— begin —

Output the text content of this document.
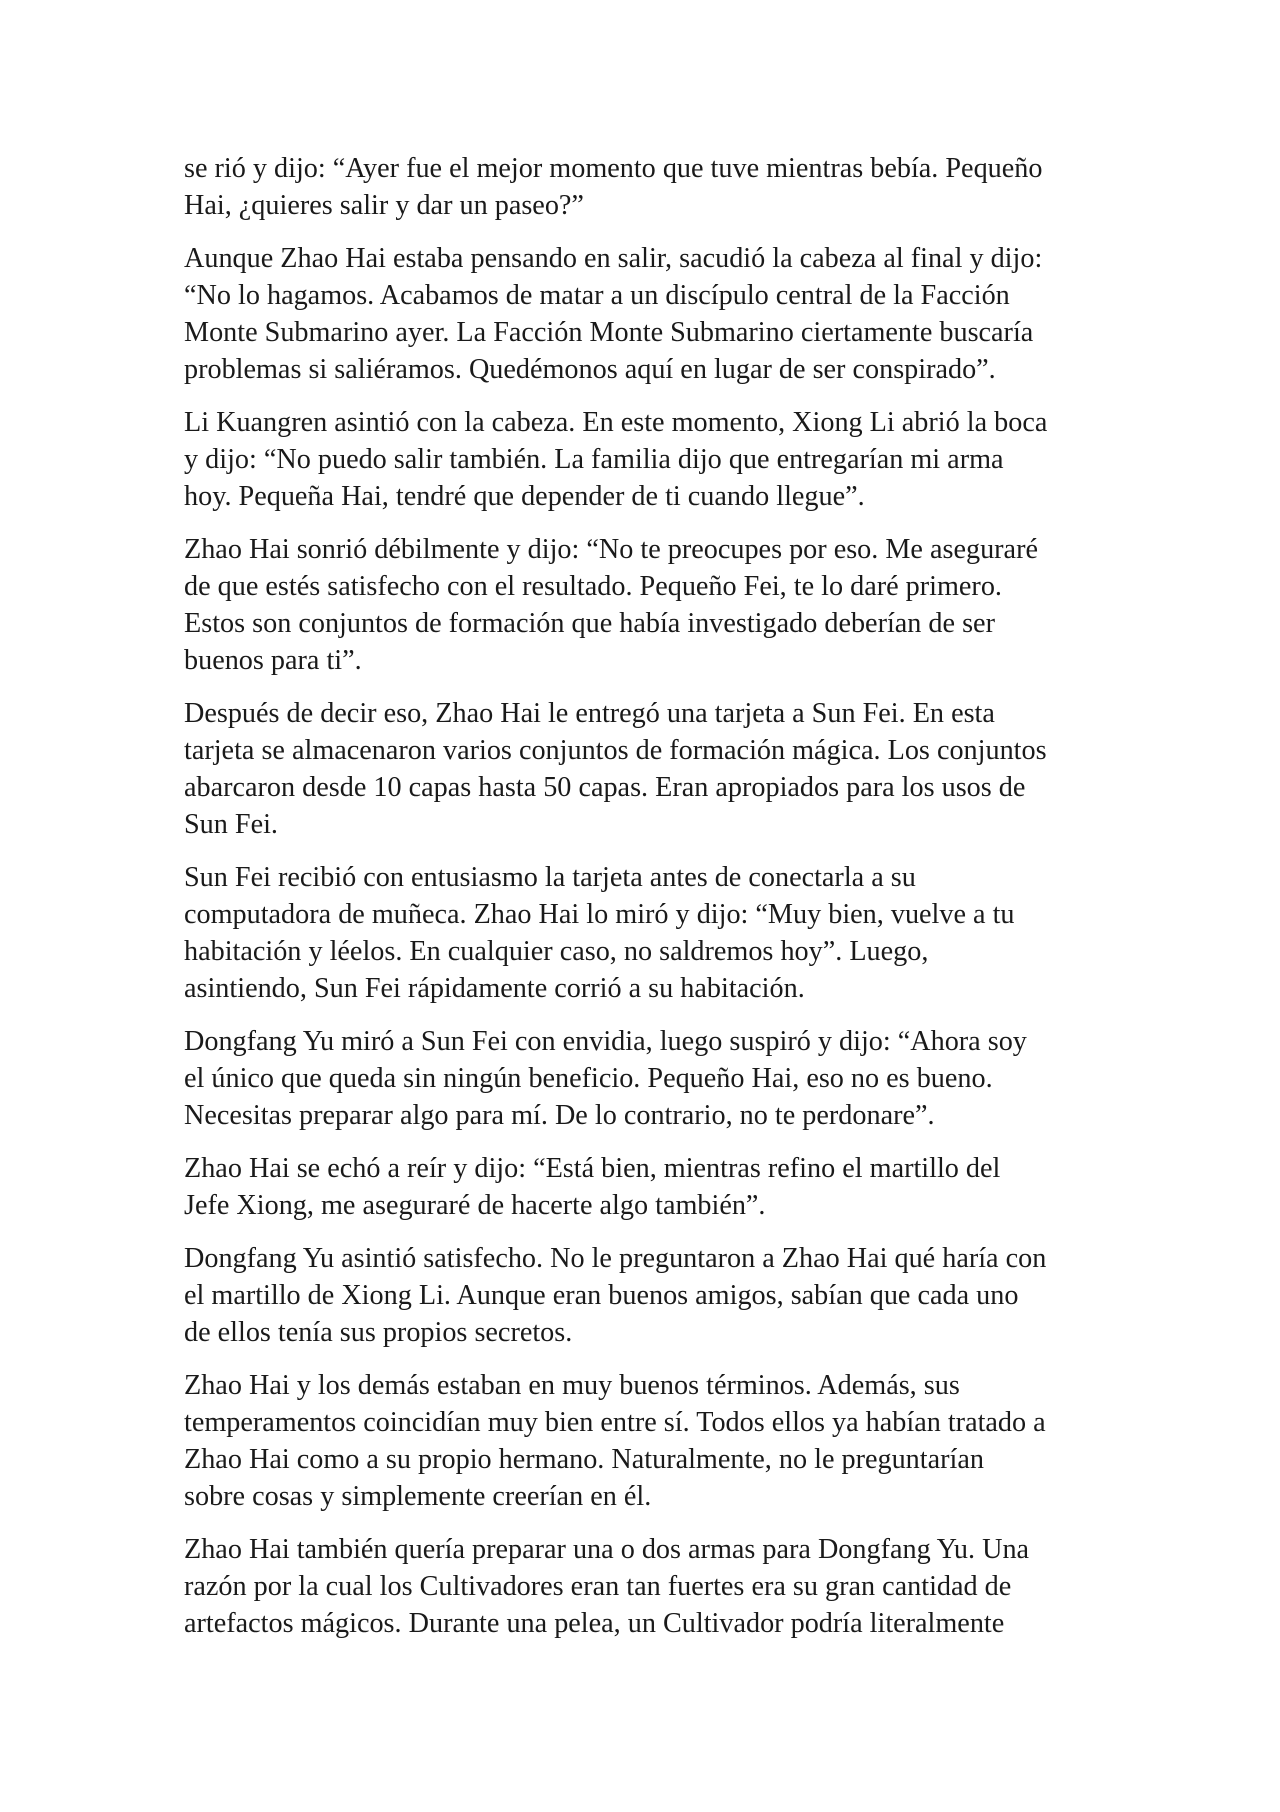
se rió y dijo: “Ayer fue el mejor momento que tuve mientras bebía. Pequeño
Hai, ¿quieres salir y dar un paseo?”

Aunque Zhao Hai estaba pensando en salir, sacudió la cabeza al final y dijo:
“No lo hagamos. Acabamos de matar a un discípulo central de la Facción
Monte Submarino ayer. La Facción Monte Submarino ciertamente buscaría
problemas si saliéramos. Quedémonos aquí en lugar de ser conspirado”.

Li Kuangren asintió con la cabeza. En este momento, Xiong Li abrió la boca
y dijo: “No puedo salir también. La familia dijo que entregarían mi arma
hoy. Pequeña Hai, tendré que depender de ti cuando llegue”.

Zhao Hai sonrió débilmente y dijo: “No te preocupes por eso. Me aseguraré
de que estés satisfecho con el resultado. Pequeño Fei, te lo daré primero.
Estos son conjuntos de formación que había investigado deberían de ser
buenos para ti”.

Después de decir eso, Zhao Hai le entregó una tarjeta a Sun Fei. En esta
tarjeta se almacenaron varios conjuntos de formación mágica. Los conjuntos
abarcaron desde 10 capas hasta 50 capas. Eran apropiados para los usos de
Sun Fei.

Sun Fei recibió con entusiasmo la tarjeta antes de conectarla a su
computadora de muñeca. Zhao Hai lo miró y dijo: “Muy bien, vuelve a tu
habitación y léelos. En cualquier caso, no saldremos hoy”. Luego,
asintiendo, Sun Fei rápidamente corrió a su habitación.

Dongfang Yu miró a Sun Fei con envidia, luego suspiró y dijo: “Ahora soy
el único que queda sin ningún beneficio. Pequeño Hai, eso no es bueno.
Necesitas preparar algo para mí. De lo contrario, no te perdonare”.

Zhao Hai se echó a reír y dijo: “Está bien, mientras refino el martillo del
Jefe Xiong, me aseguraré de hacerte algo también”.

Dongfang Yu asintió satisfecho. No le preguntaron a Zhao Hai qué haría con
el martillo de Xiong Li. Aunque eran buenos amigos, sabían que cada uno
de ellos tenía sus propios secretos.

Zhao Hai y los demás estaban en muy buenos términos. Además, sus
temperamentos coincidían muy bien entre sí. Todos ellos ya habían tratado a
Zhao Hai como a su propio hermano. Naturalmente, no le preguntarían
sobre cosas y simplemente creerían en él.

Zhao Hai también quería preparar una o dos armas para Dongfang Yu. Una
razón por la cual los Cultivadores eran tan fuertes era su gran cantidad de
artefactos mágicos. Durante una pelea, un Cultivador podría literalmente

— end —

▶ **Objective**: Return each line exactly as written. Any picture gets left out.

▶ **Written answer**:
Output the text content of this document.
se rió y dijo: “Ayer fue el mejor momento que tuve mientras bebía. Pequeño
Hai, ¿quieres salir y dar un paseo?”

Aunque Zhao Hai estaba pensando en salir, sacudió la cabeza al final y dijo:
“No lo hagamos. Acabamos de matar a un discípulo central de la Facción
Monte Submarino ayer. La Facción Monte Submarino ciertamente buscaría
problemas si saliéramos. Quedémonos aquí en lugar de ser conspirado”.

Li Kuangren asintió con la cabeza. En este momento, Xiong Li abrió la boca
y dijo: “No puedo salir también. La familia dijo que entregarían mi arma
hoy. Pequeña Hai, tendré que depender de ti cuando llegue”.

Zhao Hai sonrió débilmente y dijo: “No te preocupes por eso. Me aseguraré
de que estés satisfecho con el resultado. Pequeño Fei, te lo daré primero.
Estos son conjuntos de formación que había investigado deberían de ser
buenos para ti”.

Después de decir eso, Zhao Hai le entregó una tarjeta a Sun Fei. En esta
tarjeta se almacenaron varios conjuntos de formación mágica. Los conjuntos
abarcaron desde 10 capas hasta 50 capas. Eran apropiados para los usos de
Sun Fei.

Sun Fei recibió con entusiasmo la tarjeta antes de conectarla a su
computadora de muñeca. Zhao Hai lo miró y dijo: “Muy bien, vuelve a tu
habitación y léelos. En cualquier caso, no saldremos hoy”. Luego,
asintiendo, Sun Fei rápidamente corrió a su habitación.

Dongfang Yu miró a Sun Fei con envidia, luego suspiró y dijo: “Ahora soy
el único que queda sin ningún beneficio. Pequeño Hai, eso no es bueno.
Necesitas preparar algo para mí. De lo contrario, no te perdonare”.

Zhao Hai se echó a reír y dijo: “Está bien, mientras refino el martillo del
Jefe Xiong, me aseguraré de hacerte algo también”.

Dongfang Yu asintió satisfecho. No le preguntaron a Zhao Hai qué haría con
el martillo de Xiong Li. Aunque eran buenos amigos, sabían que cada uno
de ellos tenía sus propios secretos.

Zhao Hai y los demás estaban en muy buenos términos. Además, sus
temperamentos coincidían muy bien entre sí. Todos ellos ya habían tratado a
Zhao Hai como a su propio hermano. Naturalmente, no le preguntarían
sobre cosas y simplemente creerían en él.

Zhao Hai también quería preparar una o dos armas para Dongfang Yu. Una
razón por la cual los Cultivadores eran tan fuertes era su gran cantidad de
artefactos mágicos. Durante una pelea, un Cultivador podría literalmente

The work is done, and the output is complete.